- Task requirements -
Pull out every line with the word "entity".

- Data section -
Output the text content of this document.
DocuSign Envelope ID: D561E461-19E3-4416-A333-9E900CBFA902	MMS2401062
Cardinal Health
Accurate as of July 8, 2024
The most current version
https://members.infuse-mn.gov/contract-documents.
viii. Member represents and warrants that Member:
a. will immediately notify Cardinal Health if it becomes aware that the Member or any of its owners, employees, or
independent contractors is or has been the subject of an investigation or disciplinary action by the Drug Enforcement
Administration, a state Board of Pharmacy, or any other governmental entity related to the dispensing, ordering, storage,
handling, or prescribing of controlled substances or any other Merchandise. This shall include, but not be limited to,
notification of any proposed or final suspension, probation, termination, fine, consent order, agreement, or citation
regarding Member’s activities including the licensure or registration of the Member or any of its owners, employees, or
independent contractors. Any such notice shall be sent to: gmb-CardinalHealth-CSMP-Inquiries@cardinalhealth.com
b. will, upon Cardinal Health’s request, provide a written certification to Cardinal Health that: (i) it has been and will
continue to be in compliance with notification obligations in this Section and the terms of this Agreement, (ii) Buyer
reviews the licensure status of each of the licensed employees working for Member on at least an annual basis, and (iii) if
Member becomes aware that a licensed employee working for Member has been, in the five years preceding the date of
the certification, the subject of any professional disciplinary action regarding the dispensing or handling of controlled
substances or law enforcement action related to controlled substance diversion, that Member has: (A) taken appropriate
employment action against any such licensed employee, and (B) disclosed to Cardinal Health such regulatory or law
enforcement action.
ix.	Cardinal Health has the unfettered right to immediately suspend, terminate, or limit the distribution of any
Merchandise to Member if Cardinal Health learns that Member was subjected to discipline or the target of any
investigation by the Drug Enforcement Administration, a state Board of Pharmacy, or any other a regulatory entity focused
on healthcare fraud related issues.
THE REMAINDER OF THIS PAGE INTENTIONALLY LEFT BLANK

- Output -
Administration, a state Board of Pharmacy, or any other governmental entity related to the dispensing, ordering, storage,
investigation by the Drug Enforcement Administration, a state Board of Pharmacy, or any other a regulatory entity focused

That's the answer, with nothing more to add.